(Lines of data)
+++++

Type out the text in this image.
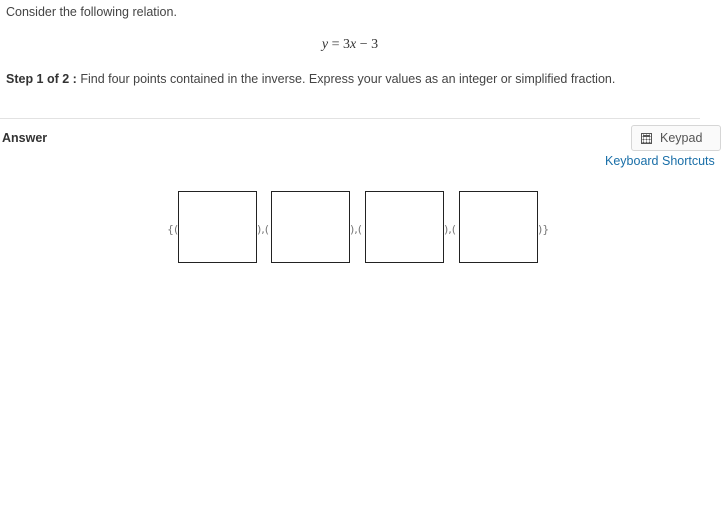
Consider the following relation.
y = 3x − 3
Step 1 of 2 : Find four points contained in the inverse. Express your values as an integer or simplified fraction.
Answer	Keypad
Keyboard Shortcuts
{(	),(	),(	),(	)}
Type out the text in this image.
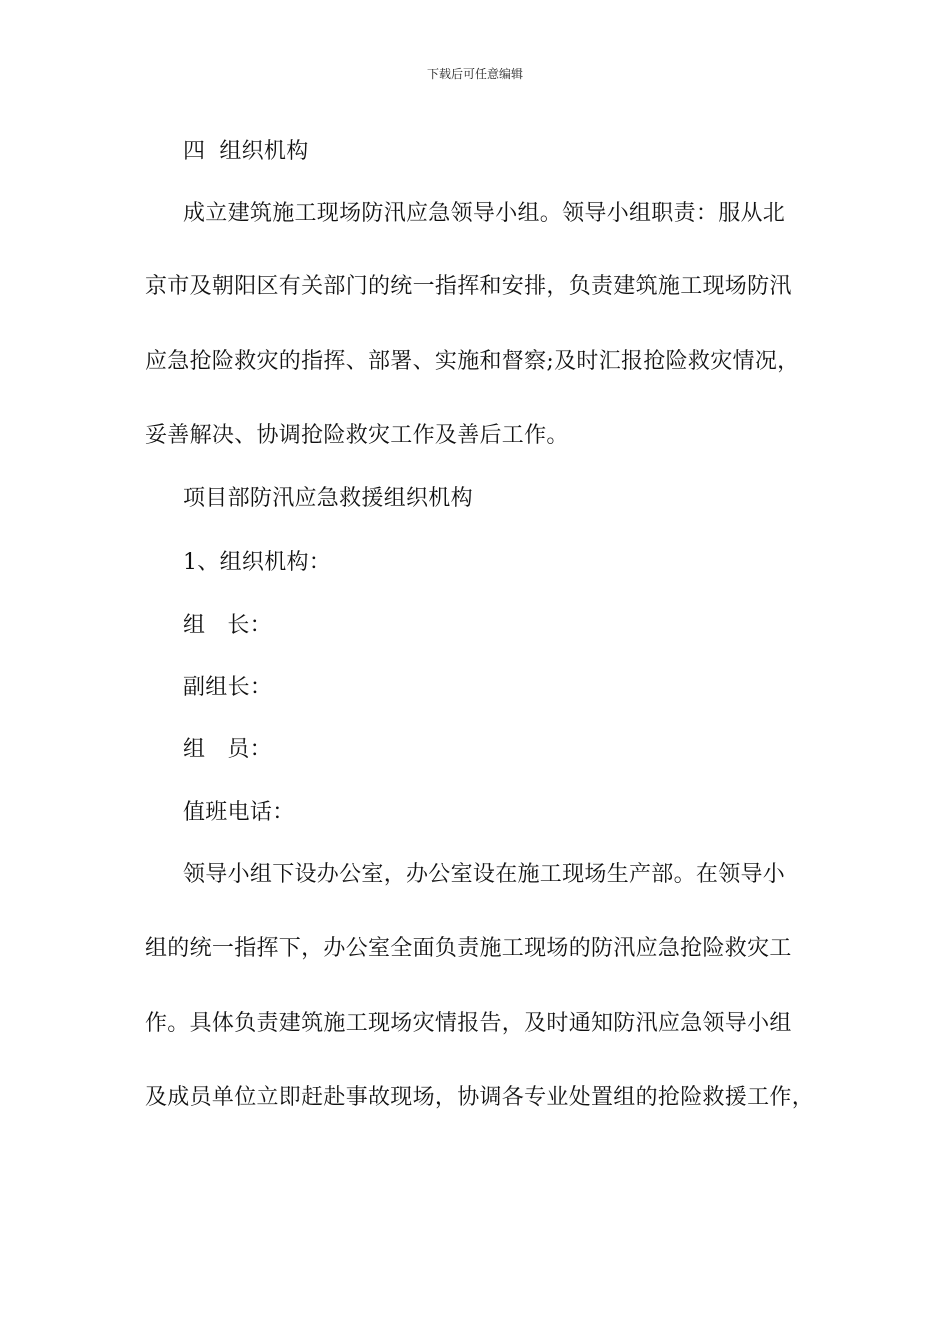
下载后可任意编辑
四 组织机构
成立建筑施工现场防汛应急领导小组。领导小组职责：服从北
京市及朝阳区有关部门的统一指挥和安排，负责建筑施工现场防汛
应急抢险救灾的指挥、部署、实施和督察;及时汇报抢险救灾情况，
妥善解决、协调抢险救灾工作及善后工作。
项目部防汛应急救援组织机构
1、组织机构：
组 长：
副组长：
组 员：
值班电话：
领导小组下设办公室，办公室设在施工现场生产部。在领导小
组的统一指挥下，办公室全面负责施工现场的防汛应急抢险救灾工
作。具体负责建筑施工现场灾情报告，及时通知防汛应急领导小组
及成员单位立即赶赴事故现场，协调各专业处置组的抢险救援工作，
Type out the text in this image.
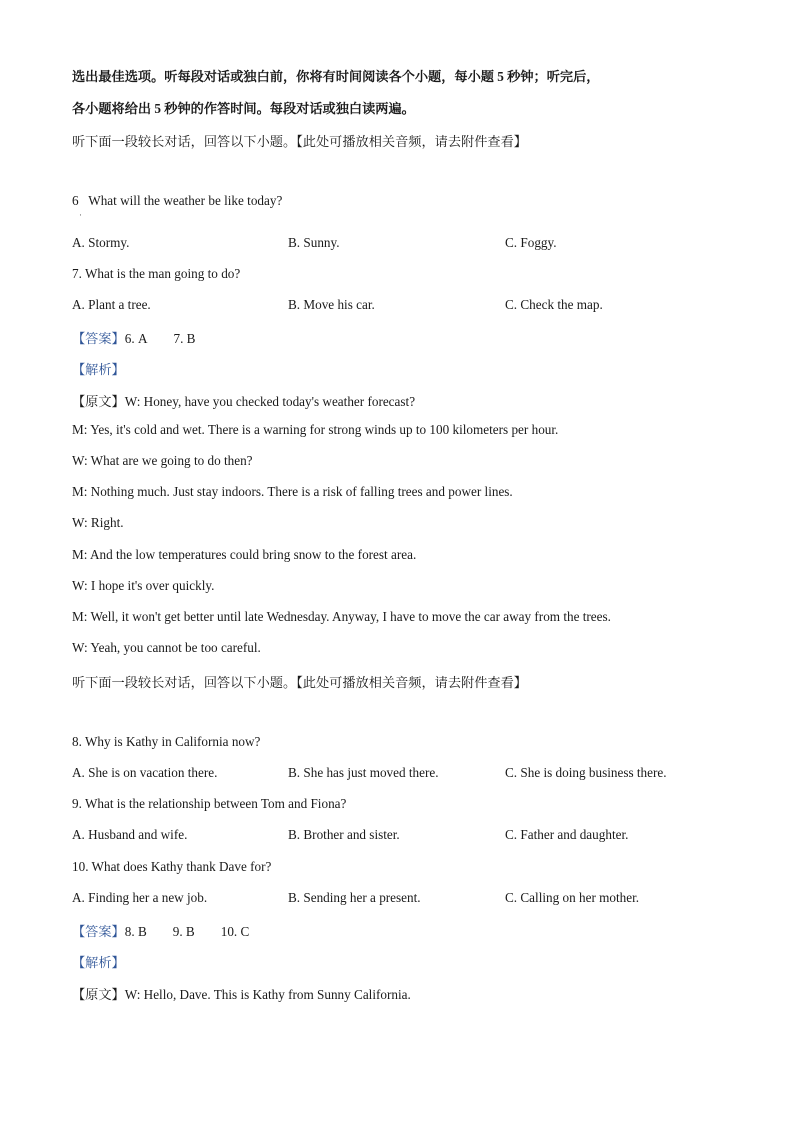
选出最佳选项。听每段对话或独白前，你将有时间阅读各个小题，每小题 5 秒钟；听完后，
各小题将给出 5 秒钟的作答时间。每段对话或独白读两遍。
听下面一段较长对话，回答以下小题。【此处可播放相关音频，请去附件查看】
6 What will the weather be like today?
·
A. Stormy.	B. Sunny.	C. Foggy.
7. What is the man going to do?
A. Plant a tree.	B. Move his car.	C. Check the map.
【答案】6. A 7. B
【解析】
【原文】W: Honey, have you checked today's weather forecast?
M: Yes, it's cold and wet. There is a warning for strong winds up to 100 kilometers per hour.
W: What are we going to do then?
M: Nothing much. Just stay indoors. There is a risk of falling trees and power lines.
W: Right.
M: And the low temperatures could bring snow to the forest area.
W: I hope it's over quickly.
M: Well, it won't get better until late Wednesday. Anyway, I have to move the car away from the trees.
W: Yeah, you cannot be too careful.
听下面一段较长对话，回答以下小题。【此处可播放相关音频，请去附件查看】
8. Why is Kathy in California now?
A. She is on vacation there.	B. She has just moved there.	C. She is doing business there.
9. What is the relationship between Tom and Fiona?
A. Husband and wife.	B. Brother and sister.	C. Father and daughter.
10. What does Kathy thank Dave for?
A. Finding her a new job.	B. Sending her a present.	C. Calling on her mother.
【答案】8. B 9. B 10. C
【解析】
【原文】W: Hello, Dave. This is Kathy from Sunny California.
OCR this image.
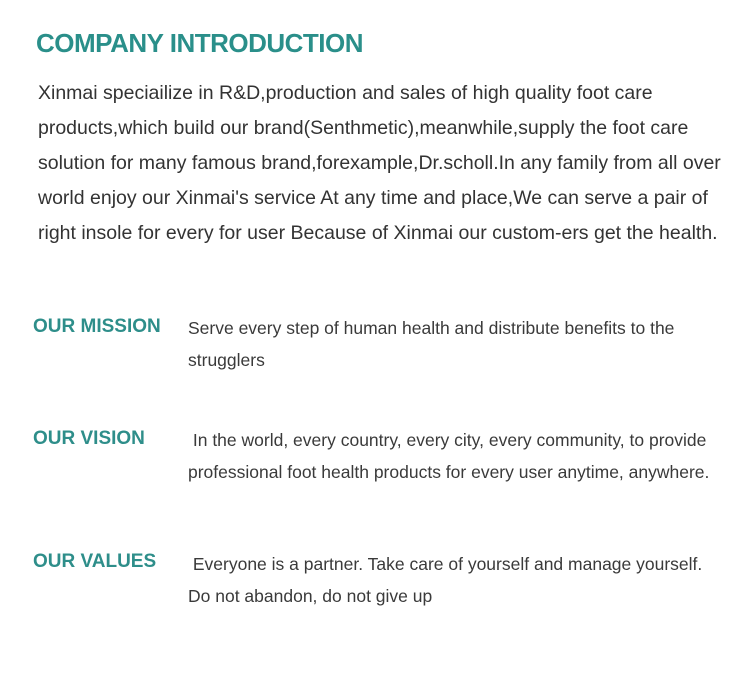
COMPANY INTRODUCTION

Xinmai speciailize in R&D,production and sales of high quality foot care products,which build our brand(Senthmetic),meanwhile,supply the foot care solution for many famous brand,forexample,Dr.scholl.In any family from all over world enjoy our Xinmai's service At any time and place,We can serve a pair of right insole for every for user Because of Xinmai our custom-ers get the health.

OUR MISSION Serve every step of human health and distribute benefits to the strugglers

OUR VISION In the world, every country, every city, every community, to provide professional foot health products for every user anytime, anywhere.

OUR VALUES Everyone is a partner. Take care of yourself and manage yourself. Do not abandon, do not give up
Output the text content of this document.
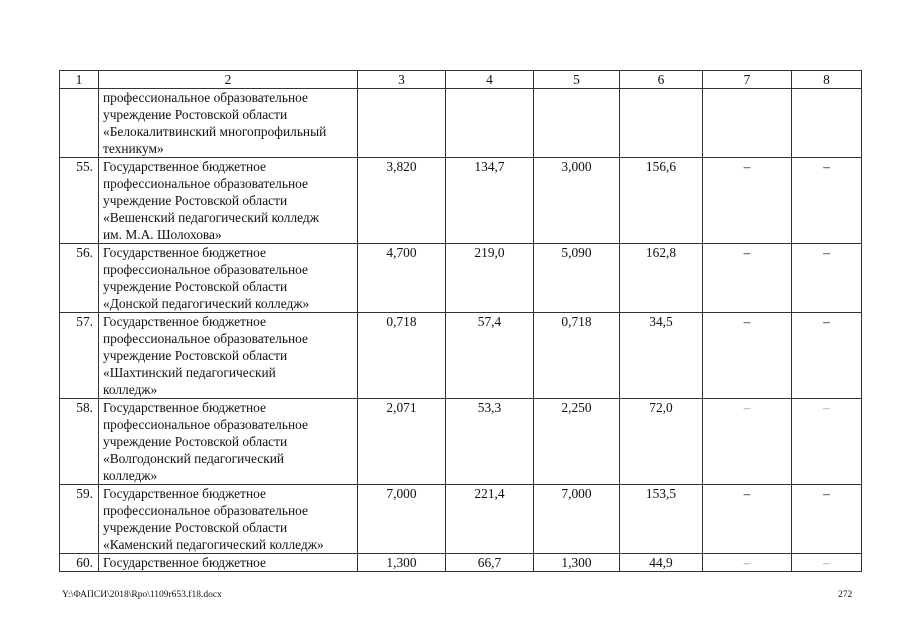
1	2	3	4	5	6	7	8
	профессиональное образовательное
учреждение Ростовской области
«Белокалитвинский многопрофильный
техникум»						
55.	Государственное бюджетное
профессиональное образовательное
учреждение Ростовской области
«Вешенский педагогический колледж
им. М.А. Шолохова»	3,820	134,7	3,000	156,6	–	–
56.	Государственное бюджетное
профессиональное образовательное
учреждение Ростовской области
«Донской педагогический колледж»	4,700	219,0	5,090	162,8	–	–
57.	Государственное бюджетное
профессиональное образовательное
учреждение Ростовской области
«Шахтинский педагогический
колледж»	0,718	57,4	0,718	34,5	–	–
58.	Государственное бюджетное
профессиональное образовательное
учреждение Ростовской области
«Волгодонский педагогический
колледж»	2,071	53,3	2,250	72,0	–	–
59.	Государственное бюджетное
профессиональное образовательное
учреждение Ростовской области
«Каменский педагогический колледж»	7,000	221,4	7,000	153,5	–	–
60.	Государственное бюджетное	1,300	66,7	1,300	44,9	–	–
Y:\ФАПСИ\2018\Rpo\1109r653.f18.docx	272
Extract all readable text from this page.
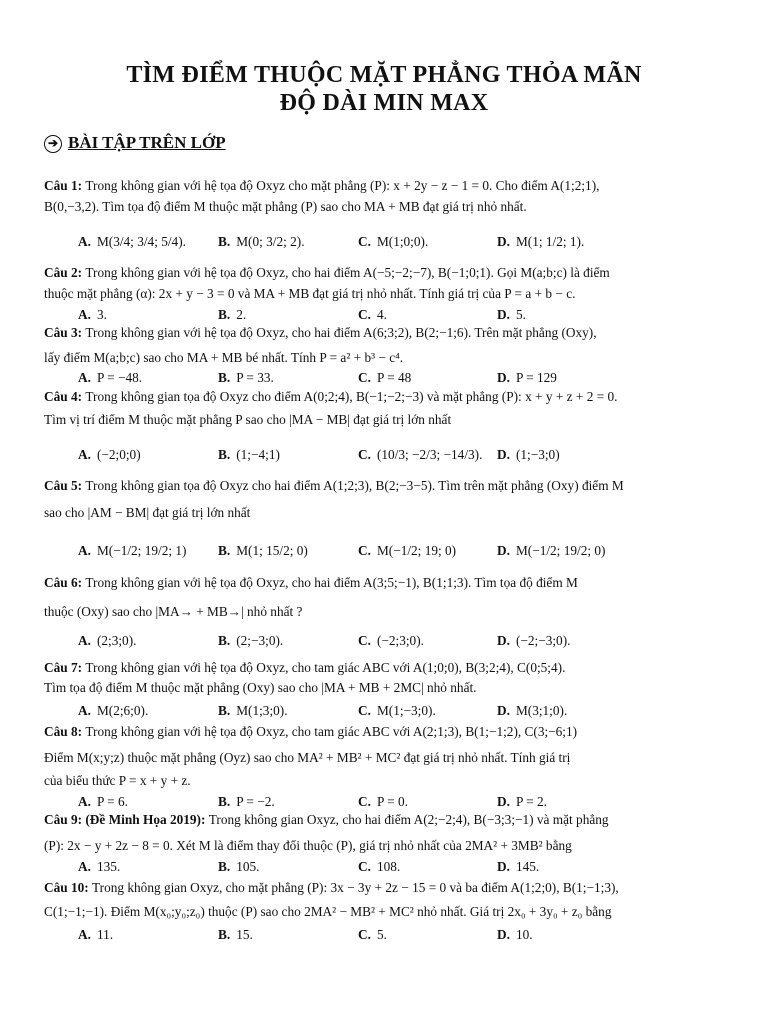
TÌM ĐIỂM THUỘC MẶT PHẲNG THỎA MÃN
ĐỘ DÀI MIN MAX
➔ BÀI TẬP TRÊN LỚP
Câu 1: Trong không gian với hệ tọa độ Oxyz cho mặt phẳng (P): x + 2y − z − 1 = 0. Cho điểm A(1;2;1),
B(0,−3,2). Tìm tọa độ điểm M thuộc mặt phẳng (P) sao cho MA + MB đạt giá trị nhỏ nhất.
A. M(3/4; 3/4; 5/4). B. M(0; 3/2; 2).	C. M(1;0;0).	D. M(1; 1/2; 1).
Câu 2: Trong không gian với hệ tọa độ Oxyz, cho hai điểm A(−5;−2;−7), B(−1;0;1). Gọi M(a;b;c) là điểm
thuộc mặt phẳng (α): 2x + y − 3 = 0 và MA + MB đạt giá trị nhỏ nhất. Tính giá trị của P = a + b − c.
A. 3.	B. 2.	C. 4.	D. 5.
Câu 3: Trong không gian với hệ tọa độ Oxyz, cho hai điểm A(6;3;2), B(2;−1;6). Trên mặt phẳng (Oxy),
lấy điểm M(a;b;c) sao cho MA + MB bé nhất. Tính P = a² + b³ − c⁴.
A. P = −48.	B. P = 33.	C. P = 48	D. P = 129
Câu 4: Trong không gian tọa độ Oxyz cho điểm A(0;2;4), B(−1;−2;−3) và mặt phẳng (P): x + y + z + 2 = 0.
Tìm vị trí điểm M thuộc mặt phẳng P sao cho |MA − MB| đạt giá trị lớn nhất
A. (−2;0;0)	B. (1;−4;1)	C. (10/3; −2/3; −14/3). D. (1;−3;0)
Câu 5: Trong không gian tọa độ Oxyz cho hai điểm A(1;2;3), B(2;−3−5). Tìm trên mặt phẳng (Oxy) điểm M
sao cho |AM − BM| đạt giá trị lớn nhất
A. M(−1/2; 19/2; 1) B. M(1; 15/2; 0)	C. M(−1/2; 19; 0)	D. M(−1/2; 19/2; 0)
Câu 6: Trong không gian với hệ tọa độ Oxyz, cho hai điểm A(3;5;−1), B(1;1;3). Tìm tọa độ điểm M
thuộc (Oxy) sao cho |MA→ + MB→| nhỏ nhất ?
A. (2;3;0).	B. (2;−3;0).	C. (−2;3;0).	D. (−2;−3;0).
Câu 7: Trong không gian với hệ tọa độ Oxyz, cho tam giác ABC với A(1;0;0), B(3;2;4), C(0;5;4).
Tìm tọa độ điểm M thuộc mặt phẳng (Oxy) sao cho |MA + MB + 2MC| nhỏ nhất.
A. M(2;6;0).	B. M(1;3;0).	C. M(1;−3;0).	D. M(3;1;0).
Câu 8: Trong không gian với hệ tọa độ Oxyz, cho tam giác ABC với A(2;1;3), B(1;−1;2), C(3;−6;1)
Điểm M(x;y;z) thuộc mặt phẳng (Oyz) sao cho MA² + MB² + MC² đạt giá trị nhỏ nhất. Tính giá trị
của biểu thức P = x + y + z.
A. P = 6.	B. P = −2.	C. P = 0.	D. P = 2.
Câu 9: (Đề Minh Họa 2019): Trong không gian Oxyz, cho hai điểm A(2;−2;4), B(−3;3;−1) và mặt phẳng
(P): 2x − y + 2z − 8 = 0. Xét M là điểm thay đổi thuộc (P), giá trị nhỏ nhất của 2MA² + 3MB² bằng
A. 135.	B. 105.	C. 108.	D. 145.
Câu 10: Trong không gian Oxyz, cho mặt phẳng (P): 3x − 3y + 2z − 15 = 0 và ba điểm A(1;2;0), B(1;−1;3),
C(1;−1;−1). Điểm M(x₀;y₀;z₀) thuộc (P) sao cho 2MA² − MB² + MC² nhỏ nhất. Giá trị 2x₀ + 3y₀ + z₀ bằng
A. 11.	B. 15.	C. 5.	D. 10.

+++++

**Direction:** Using the listing above, locate the lines that hold "Tính" and copy each one.

**Reply:**
thuộc mặt phẳng (α): 2x + y − 3 = 0 và MA + MB đạt giá trị nhỏ nhất. Tính giá trị của P = a + b − c.
lấy điểm M(a;b;c) sao cho MA + MB bé nhất. Tính P = a² + b³ − c⁴.
Điểm M(x;y;z) thuộc mặt phẳng (Oyz) sao cho MA² + MB² + MC² đạt giá trị nhỏ nhất. Tính giá trị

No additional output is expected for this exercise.